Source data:

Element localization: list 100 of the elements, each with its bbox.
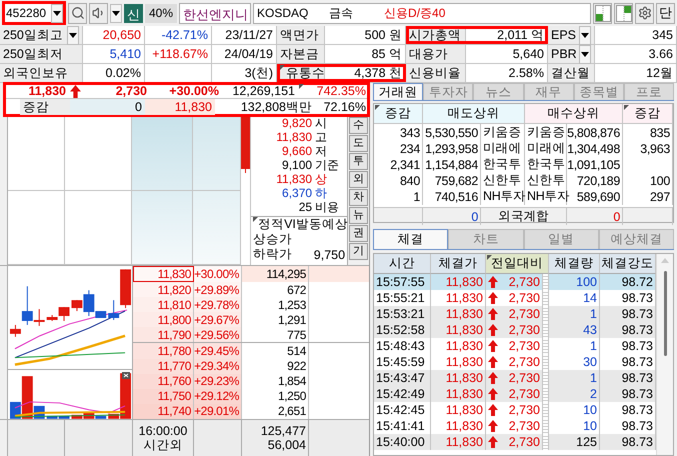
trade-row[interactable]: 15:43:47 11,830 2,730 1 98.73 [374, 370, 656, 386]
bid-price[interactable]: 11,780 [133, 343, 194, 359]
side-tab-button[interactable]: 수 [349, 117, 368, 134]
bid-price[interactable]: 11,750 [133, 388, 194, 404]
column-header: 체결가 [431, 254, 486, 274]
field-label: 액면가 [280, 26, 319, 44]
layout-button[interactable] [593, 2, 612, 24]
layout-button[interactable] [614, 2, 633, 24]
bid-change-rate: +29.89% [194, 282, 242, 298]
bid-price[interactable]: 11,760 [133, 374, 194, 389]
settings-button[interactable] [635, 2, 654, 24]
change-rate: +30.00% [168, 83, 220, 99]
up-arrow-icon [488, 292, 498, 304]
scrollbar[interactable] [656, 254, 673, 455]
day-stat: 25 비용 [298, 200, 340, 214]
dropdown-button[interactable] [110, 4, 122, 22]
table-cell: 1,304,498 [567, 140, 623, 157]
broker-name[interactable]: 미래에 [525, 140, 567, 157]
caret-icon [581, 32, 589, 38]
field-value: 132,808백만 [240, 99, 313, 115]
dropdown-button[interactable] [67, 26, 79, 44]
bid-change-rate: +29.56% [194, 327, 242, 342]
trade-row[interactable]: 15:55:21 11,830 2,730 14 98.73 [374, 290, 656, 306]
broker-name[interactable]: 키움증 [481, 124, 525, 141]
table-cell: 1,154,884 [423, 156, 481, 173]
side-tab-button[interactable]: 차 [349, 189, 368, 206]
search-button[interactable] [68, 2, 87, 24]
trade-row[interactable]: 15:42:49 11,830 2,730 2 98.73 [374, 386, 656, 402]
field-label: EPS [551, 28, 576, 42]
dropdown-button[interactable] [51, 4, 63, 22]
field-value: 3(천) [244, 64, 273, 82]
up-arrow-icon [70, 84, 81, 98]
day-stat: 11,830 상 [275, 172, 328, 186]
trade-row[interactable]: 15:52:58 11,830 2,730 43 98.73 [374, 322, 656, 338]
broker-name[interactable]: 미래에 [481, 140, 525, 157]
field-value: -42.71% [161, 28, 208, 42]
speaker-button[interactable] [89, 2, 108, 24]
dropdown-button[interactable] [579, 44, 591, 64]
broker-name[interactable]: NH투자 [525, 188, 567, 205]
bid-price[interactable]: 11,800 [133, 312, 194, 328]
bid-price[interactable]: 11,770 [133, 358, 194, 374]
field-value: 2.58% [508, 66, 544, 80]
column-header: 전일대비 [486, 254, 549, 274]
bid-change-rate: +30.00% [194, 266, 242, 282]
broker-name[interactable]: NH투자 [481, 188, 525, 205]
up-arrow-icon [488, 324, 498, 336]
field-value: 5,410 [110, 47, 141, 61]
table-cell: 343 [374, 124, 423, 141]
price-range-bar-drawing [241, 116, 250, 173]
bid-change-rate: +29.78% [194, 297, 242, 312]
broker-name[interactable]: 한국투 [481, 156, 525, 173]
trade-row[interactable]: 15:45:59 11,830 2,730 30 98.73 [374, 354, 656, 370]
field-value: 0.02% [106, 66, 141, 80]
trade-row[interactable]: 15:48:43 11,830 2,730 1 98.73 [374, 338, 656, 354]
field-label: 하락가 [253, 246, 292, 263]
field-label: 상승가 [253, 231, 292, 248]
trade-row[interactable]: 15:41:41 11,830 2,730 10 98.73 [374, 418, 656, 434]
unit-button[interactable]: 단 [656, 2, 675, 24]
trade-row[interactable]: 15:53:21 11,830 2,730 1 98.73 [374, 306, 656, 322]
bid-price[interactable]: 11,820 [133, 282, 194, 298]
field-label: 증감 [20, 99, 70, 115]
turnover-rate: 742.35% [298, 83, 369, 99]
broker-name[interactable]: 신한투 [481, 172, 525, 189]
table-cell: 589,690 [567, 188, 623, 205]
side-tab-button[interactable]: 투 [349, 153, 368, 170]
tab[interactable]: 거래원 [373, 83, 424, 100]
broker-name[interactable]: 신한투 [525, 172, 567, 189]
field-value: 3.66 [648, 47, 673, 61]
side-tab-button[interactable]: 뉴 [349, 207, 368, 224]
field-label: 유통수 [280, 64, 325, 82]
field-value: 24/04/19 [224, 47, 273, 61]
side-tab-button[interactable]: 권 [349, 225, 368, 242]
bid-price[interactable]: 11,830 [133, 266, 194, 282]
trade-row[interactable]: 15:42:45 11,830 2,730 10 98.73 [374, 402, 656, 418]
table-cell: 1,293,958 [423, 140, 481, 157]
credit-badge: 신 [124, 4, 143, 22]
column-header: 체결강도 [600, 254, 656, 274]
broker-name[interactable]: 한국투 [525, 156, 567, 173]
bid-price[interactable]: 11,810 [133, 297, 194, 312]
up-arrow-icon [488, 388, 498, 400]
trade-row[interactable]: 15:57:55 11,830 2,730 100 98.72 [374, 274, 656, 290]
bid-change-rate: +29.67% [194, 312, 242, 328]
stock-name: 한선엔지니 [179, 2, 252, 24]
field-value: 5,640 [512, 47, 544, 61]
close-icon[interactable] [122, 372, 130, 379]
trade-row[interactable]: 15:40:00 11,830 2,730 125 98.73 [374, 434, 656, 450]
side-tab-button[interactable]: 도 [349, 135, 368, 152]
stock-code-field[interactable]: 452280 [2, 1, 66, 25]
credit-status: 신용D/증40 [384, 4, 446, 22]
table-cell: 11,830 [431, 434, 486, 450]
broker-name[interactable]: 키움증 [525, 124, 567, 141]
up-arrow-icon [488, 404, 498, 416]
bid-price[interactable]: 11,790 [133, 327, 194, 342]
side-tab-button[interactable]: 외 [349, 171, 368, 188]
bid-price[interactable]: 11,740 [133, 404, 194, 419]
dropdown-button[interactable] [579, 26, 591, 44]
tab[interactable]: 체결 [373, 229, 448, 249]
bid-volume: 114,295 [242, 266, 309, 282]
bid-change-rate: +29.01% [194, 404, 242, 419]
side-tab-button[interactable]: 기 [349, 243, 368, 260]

▶ STATED GOAL: Rewrite the lines from the one containing "trade-row[interactable]: 15:43:47 11,830" through the one containing "layout-button[interactable] [593, 2, 612, 24]", inclusive, swapping "bid-price" for "buy-price" and leaving everything else as it is.

▶ SOLUTION TO THIS PROBLEM:
trade-row[interactable]: 15:43:47 11,830 2,730 1 98.73 [374, 370, 656, 386]
buy-price[interactable]: 11,780 [133, 343, 194, 359]
side-tab-button[interactable]: 수 [349, 117, 368, 134]
buy-price[interactable]: 11,750 [133, 388, 194, 404]
column-header: 체결가 [431, 254, 486, 274]
field-label: 액면가 [280, 26, 319, 44]
layout-button[interactable] [593, 2, 612, 24]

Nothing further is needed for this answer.